[Data items]
-*-
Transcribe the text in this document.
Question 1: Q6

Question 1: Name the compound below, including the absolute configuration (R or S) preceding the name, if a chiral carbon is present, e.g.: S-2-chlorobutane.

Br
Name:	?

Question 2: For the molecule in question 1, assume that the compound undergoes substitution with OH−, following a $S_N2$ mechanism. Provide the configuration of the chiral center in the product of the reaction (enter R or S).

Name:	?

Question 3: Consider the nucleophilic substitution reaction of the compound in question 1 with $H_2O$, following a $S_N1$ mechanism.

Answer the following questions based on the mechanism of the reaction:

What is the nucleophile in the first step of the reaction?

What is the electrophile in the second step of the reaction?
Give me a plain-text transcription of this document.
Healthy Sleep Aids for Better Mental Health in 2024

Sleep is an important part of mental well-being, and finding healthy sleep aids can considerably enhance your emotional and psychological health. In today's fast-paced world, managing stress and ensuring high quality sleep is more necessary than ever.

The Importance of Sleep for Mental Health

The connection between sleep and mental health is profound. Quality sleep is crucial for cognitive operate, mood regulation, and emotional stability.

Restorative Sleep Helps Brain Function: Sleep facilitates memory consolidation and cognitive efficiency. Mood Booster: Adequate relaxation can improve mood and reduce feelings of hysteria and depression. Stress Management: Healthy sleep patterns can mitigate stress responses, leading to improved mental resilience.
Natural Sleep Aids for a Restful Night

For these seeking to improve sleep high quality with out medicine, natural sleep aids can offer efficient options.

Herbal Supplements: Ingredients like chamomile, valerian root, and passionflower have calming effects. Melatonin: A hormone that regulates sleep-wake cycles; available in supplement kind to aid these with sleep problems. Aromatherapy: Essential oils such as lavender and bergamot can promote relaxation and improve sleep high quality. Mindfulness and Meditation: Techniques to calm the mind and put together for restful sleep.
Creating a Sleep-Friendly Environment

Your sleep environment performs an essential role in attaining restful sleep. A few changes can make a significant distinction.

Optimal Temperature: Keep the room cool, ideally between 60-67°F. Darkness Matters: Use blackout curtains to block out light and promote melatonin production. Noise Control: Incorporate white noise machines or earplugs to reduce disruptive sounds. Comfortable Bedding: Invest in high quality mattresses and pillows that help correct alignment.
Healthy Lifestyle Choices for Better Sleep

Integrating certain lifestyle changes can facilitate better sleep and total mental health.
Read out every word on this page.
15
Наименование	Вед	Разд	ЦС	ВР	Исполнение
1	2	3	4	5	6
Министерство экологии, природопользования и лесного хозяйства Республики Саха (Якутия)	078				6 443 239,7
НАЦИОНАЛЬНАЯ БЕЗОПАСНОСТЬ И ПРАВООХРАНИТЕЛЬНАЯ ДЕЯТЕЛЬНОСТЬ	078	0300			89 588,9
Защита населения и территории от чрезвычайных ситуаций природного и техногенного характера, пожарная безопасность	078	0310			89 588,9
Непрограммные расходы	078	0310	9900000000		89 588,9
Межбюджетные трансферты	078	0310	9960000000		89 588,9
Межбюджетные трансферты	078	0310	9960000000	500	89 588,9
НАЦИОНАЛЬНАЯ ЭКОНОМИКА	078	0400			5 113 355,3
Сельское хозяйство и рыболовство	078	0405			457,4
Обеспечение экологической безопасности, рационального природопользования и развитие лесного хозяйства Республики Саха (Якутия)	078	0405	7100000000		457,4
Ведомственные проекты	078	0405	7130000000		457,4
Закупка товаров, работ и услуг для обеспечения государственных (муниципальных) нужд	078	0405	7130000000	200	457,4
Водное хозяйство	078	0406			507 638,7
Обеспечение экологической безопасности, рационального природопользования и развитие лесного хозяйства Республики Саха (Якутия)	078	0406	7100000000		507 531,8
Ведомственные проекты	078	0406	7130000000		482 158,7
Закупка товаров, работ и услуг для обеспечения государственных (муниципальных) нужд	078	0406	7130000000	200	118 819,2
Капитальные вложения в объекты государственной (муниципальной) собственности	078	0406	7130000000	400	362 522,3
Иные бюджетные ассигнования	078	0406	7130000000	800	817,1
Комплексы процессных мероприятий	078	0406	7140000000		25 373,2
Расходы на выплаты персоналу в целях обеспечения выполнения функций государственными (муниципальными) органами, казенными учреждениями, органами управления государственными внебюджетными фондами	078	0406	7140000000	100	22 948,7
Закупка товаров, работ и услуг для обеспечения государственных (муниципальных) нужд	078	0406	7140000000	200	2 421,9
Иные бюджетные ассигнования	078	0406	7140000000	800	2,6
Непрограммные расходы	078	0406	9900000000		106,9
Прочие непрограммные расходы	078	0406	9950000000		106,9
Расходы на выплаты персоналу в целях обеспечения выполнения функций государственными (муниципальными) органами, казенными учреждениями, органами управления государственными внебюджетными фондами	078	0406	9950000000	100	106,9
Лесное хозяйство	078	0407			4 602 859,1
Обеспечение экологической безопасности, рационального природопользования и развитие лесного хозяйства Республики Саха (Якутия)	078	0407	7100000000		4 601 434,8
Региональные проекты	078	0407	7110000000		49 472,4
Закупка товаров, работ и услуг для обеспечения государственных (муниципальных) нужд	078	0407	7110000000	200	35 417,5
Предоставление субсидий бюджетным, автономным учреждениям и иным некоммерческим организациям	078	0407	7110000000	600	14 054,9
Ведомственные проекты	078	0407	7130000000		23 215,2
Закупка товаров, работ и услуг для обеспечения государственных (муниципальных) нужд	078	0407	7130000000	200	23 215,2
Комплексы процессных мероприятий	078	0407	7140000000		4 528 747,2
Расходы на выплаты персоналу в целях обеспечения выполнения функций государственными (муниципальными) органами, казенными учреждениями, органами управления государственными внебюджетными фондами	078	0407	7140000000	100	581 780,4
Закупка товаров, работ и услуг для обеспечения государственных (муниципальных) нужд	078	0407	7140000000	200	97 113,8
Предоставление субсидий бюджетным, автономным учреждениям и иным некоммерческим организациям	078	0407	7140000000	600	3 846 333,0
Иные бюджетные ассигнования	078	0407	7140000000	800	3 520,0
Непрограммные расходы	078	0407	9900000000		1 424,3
-*-
[Work to be completed]: Take the data above and return it exactly.

[The completed task]:
Transcribe the text in this document.
Question 1: Q6

Question 1: Name the compound below, including the absolute configuration (R or S) preceding the name, if a chiral carbon is present, e.g.: S-2-chlorobutane.

Br
Name:	?

Question 2: For the molecule in question 1, assume that the compound undergoes substitution with OH−, following a $S_N2$ mechanism. Provide the configuration of the chiral center in the product of the reaction (enter R or S).

Name:	?

Question 3: Consider the nucleophilic substitution reaction of the compound in question 1 with $H_2O$, following a $S_N1$ mechanism.

Answer the following questions based on the mechanism of the reaction:

What is the nucleophile in the first step of the reaction?

What is the electrophile in the second step of the reaction?
Give me a plain-text transcription of this document.
Healthy Sleep Aids for Better Mental Health in 2024

Sleep is an important part of mental well-being, and finding healthy sleep aids can considerably enhance your emotional and psychological health. In today's fast-paced world, managing stress and ensuring high quality sleep is more necessary than ever.

The Importance of Sleep for Mental Health

The connection between sleep and mental health is profound. Quality sleep is crucial for cognitive operate, mood regulation, and emotional stability.

Restorative Sleep Helps Brain Function: Sleep facilitates memory consolidation and cognitive efficiency. Mood Booster: Adequate relaxation can improve mood and reduce feelings of hysteria and depression. Stress Management: Healthy sleep patterns can mitigate stress responses, leading to improved mental resilience.
Natural Sleep Aids for a Restful Night

For these seeking to improve sleep high quality with out medicine, natural sleep aids can offer efficient options.

Herbal Supplements: Ingredients like chamomile, valerian root, and passionflower have calming effects. Melatonin: A hormone that regulates sleep-wake cycles; available in supplement kind to aid these with sleep problems. Aromatherapy: Essential oils such as lavender and bergamot can promote relaxation and improve sleep high quality. Mindfulness and Meditation: Techniques to calm the mind and put together for restful sleep.
Creating a Sleep-Friendly Environment

Your sleep environment performs an essential role in attaining restful sleep. A few changes can make a significant distinction.

Optimal Temperature: Keep the room cool, ideally between 60-67°F. Darkness Matters: Use blackout curtains to block out light and promote melatonin production. Noise Control: Incorporate white noise machines or earplugs to reduce disruptive sounds. Comfortable Bedding: Invest in high quality mattresses and pillows that help correct alignment.
Healthy Lifestyle Choices for Better Sleep

Integrating certain lifestyle changes can facilitate better sleep and total mental health.
Read out every word on this page.
15
Наименование	Вед	Разд	ЦС	ВР	Исполнение
1	2	3	4	5	6
Министерство экологии, природопользования и лесного хозяйства Республики Саха (Якутия)	078				6 443 239,7
НАЦИОНАЛЬНАЯ БЕЗОПАСНОСТЬ И ПРАВООХРАНИТЕЛЬНАЯ ДЕЯТЕЛЬНОСТЬ	078	0300			89 588,9
Защита населения и территории от чрезвычайных ситуаций природного и техногенного характера, пожарная безопасность	078	0310			89 588,9
Непрограммные расходы	078	0310	9900000000		89 588,9
Межбюджетные трансферты	078	0310	9960000000		89 588,9
Межбюджетные трансферты	078	0310	9960000000	500	89 588,9
НАЦИОНАЛЬНАЯ ЭКОНОМИКА	078	0400			5 113 355,3
Сельское хозяйство и рыболовство	078	0405			457,4
Обеспечение экологической безопасности, рационального природопользования и развитие лесного хозяйства Республики Саха (Якутия)	078	0405	7100000000		457,4
Ведомственные проекты	078	0405	7130000000		457,4
Закупка товаров, работ и услуг для обеспечения государственных (муниципальных) нужд	078	0405	7130000000	200	457,4
Водное хозяйство	078	0406			507 638,7
Обеспечение экологической безопасности, рационального природопользования и развитие лесного хозяйства Республики Саха (Якутия)	078	0406	7100000000		507 531,8
Ведомственные проекты	078	0406	7130000000		482 158,7
Закупка товаров, работ и услуг для обеспечения государственных (муниципальных) нужд	078	0406	7130000000	200	118 819,2
Капитальные вложения в объекты государственной (муниципальной) собственности	078	0406	7130000000	400	362 522,3
Иные бюджетные ассигнования	078	0406	7130000000	800	817,1
Комплексы процессных мероприятий	078	0406	7140000000		25 373,2
Расходы на выплаты персоналу в целях обеспечения выполнения функций государственными (муниципальными) органами, казенными учреждениями, органами управления государственными внебюджетными фондами	078	0406	7140000000	100	22 948,7
Закупка товаров, работ и услуг для обеспечения государственных (муниципальных) нужд	078	0406	7140000000	200	2 421,9
Иные бюджетные ассигнования	078	0406	7140000000	800	2,6
Непрограммные расходы	078	0406	9900000000		106,9
Прочие непрограммные расходы	078	0406	9950000000		106,9
Расходы на выплаты персоналу в целях обеспечения выполнения функций государственными (муниципальными) органами, казенными учреждениями, органами управления государственными внебюджетными фондами	078	0406	9950000000	100	106,9
Лесное хозяйство	078	0407			4 602 859,1
Обеспечение экологической безопасности, рационального природопользования и развитие лесного хозяйства Республики Саха (Якутия)	078	0407	7100000000		4 601 434,8
Региональные проекты	078	0407	7110000000		49 472,4
Закупка товаров, работ и услуг для обеспечения государственных (муниципальных) нужд	078	0407	7110000000	200	35 417,5
Предоставление субсидий бюджетным, автономным учреждениям и иным некоммерческим организациям	078	0407	7110000000	600	14 054,9
Ведомственные проекты	078	0407	7130000000		23 215,2
Закупка товаров, работ и услуг для обеспечения государственных (муниципальных) нужд	078	0407	7130000000	200	23 215,2
Комплексы процессных мероприятий	078	0407	7140000000		4 528 747,2
Расходы на выплаты персоналу в целях обеспечения выполнения функций государственными (муниципальными) органами, казенными учреждениями, органами управления государственными внебюджетными фондами	078	0407	7140000000	100	581 780,4
Закупка товаров, работ и услуг для обеспечения государственных (муниципальных) нужд	078	0407	7140000000	200	97 113,8
Предоставление субсидий бюджетным, автономным учреждениям и иным некоммерческим организациям	078	0407	7140000000	600	3 846 333,0
Иные бюджетные ассигнования	078	0407	7140000000	800	3 520,0
Непрограммные расходы	078	0407	9900000000		1 424,3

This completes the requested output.